**SET PROBLEM:** Make an exact copy of each entry, leaving out every picture.

** START OF DATASET ROWS **

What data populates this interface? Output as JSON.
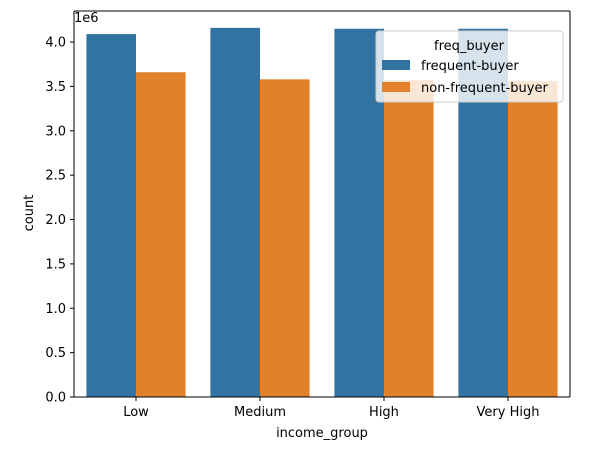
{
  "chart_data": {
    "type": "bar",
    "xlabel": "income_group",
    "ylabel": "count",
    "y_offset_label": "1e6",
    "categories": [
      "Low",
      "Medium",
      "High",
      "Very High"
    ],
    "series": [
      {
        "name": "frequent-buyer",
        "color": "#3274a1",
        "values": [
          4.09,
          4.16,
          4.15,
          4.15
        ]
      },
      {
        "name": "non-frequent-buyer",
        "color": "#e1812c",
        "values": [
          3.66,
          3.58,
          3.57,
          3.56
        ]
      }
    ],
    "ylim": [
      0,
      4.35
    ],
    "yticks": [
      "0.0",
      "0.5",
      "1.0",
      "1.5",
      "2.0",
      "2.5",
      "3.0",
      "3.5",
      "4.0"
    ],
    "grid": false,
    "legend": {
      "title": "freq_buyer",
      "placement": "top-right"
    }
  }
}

** END OF DATASET ROWS **

**EXPECTED ANSWER:**
What data populates this interface? Output as JSON.
{
  "chart_data": {
    "type": "bar",
    "xlabel": "income_group",
    "ylabel": "count",
    "y_offset_label": "1e6",
    "categories": [
      "Low",
      "Medium",
      "High",
      "Very High"
    ],
    "series": [
      {
        "name": "frequent-buyer",
        "color": "#3274a1",
        "values": [
          4.09,
          4.16,
          4.15,
          4.15
        ]
      },
      {
        "name": "non-frequent-buyer",
        "color": "#e1812c",
        "values": [
          3.66,
          3.58,
          3.57,
          3.56
        ]
      }
    ],
    "ylim": [
      0,
      4.35
    ],
    "yticks": [
      "0.0",
      "0.5",
      "1.0",
      "1.5",
      "2.0",
      "2.5",
      "3.0",
      "3.5",
      "4.0"
    ],
    "grid": false,
    "legend": {
      "title": "freq_buyer",
      "placement": "top-right"
    }
  }
}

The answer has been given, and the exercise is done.